Where a line in the listing below contains the word "Complete", copy that line.
>> Start
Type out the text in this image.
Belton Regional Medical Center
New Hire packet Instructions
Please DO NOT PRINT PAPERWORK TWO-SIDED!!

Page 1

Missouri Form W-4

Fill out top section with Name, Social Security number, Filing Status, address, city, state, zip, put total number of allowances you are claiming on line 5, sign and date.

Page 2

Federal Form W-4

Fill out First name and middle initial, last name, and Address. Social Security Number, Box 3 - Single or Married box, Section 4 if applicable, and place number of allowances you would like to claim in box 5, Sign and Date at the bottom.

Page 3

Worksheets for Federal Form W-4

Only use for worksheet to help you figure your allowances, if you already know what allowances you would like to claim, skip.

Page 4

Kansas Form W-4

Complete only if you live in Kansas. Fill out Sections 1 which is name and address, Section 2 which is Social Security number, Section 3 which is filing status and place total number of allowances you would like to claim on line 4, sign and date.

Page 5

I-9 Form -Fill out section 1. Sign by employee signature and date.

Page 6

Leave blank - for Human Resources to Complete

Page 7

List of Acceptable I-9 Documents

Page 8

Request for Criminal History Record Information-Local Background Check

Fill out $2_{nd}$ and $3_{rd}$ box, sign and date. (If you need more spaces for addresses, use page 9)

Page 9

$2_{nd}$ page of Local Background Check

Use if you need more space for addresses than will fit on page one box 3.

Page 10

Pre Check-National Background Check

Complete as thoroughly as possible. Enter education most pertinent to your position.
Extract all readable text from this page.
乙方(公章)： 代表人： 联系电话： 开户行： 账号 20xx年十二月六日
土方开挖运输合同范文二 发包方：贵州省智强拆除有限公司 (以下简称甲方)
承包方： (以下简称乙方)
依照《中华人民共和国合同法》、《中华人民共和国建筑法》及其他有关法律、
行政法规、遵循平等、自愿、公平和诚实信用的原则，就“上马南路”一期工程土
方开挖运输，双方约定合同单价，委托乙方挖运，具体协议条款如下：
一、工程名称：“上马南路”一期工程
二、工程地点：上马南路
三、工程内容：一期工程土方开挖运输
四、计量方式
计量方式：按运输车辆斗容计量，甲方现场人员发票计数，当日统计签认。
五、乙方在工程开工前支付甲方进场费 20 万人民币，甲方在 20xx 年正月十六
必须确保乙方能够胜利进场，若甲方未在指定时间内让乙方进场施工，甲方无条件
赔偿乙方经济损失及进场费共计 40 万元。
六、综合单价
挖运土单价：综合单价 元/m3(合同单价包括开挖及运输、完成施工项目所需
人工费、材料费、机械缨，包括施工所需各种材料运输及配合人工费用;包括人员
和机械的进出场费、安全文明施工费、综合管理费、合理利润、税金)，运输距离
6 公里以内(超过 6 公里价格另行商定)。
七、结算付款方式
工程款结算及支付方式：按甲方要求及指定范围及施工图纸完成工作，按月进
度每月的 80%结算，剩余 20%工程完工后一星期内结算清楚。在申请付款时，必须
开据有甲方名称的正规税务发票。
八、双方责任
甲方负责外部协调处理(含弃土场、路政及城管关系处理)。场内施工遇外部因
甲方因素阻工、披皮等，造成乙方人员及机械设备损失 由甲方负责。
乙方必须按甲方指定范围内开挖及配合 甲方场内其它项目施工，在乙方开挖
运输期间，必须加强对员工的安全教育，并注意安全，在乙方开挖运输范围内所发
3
>> End
● RESPONSE
Complete only if you live in Kansas. Fill out Sections 1 which is name and address, Section 2 which is Social Security number, Section 3 which is filing status and place total number of allowances you would like to claim on line 4, sign and date.
Leave blank - for Human Resources to Complete
Complete as thoroughly as possible. Enter education most pertinent to your position.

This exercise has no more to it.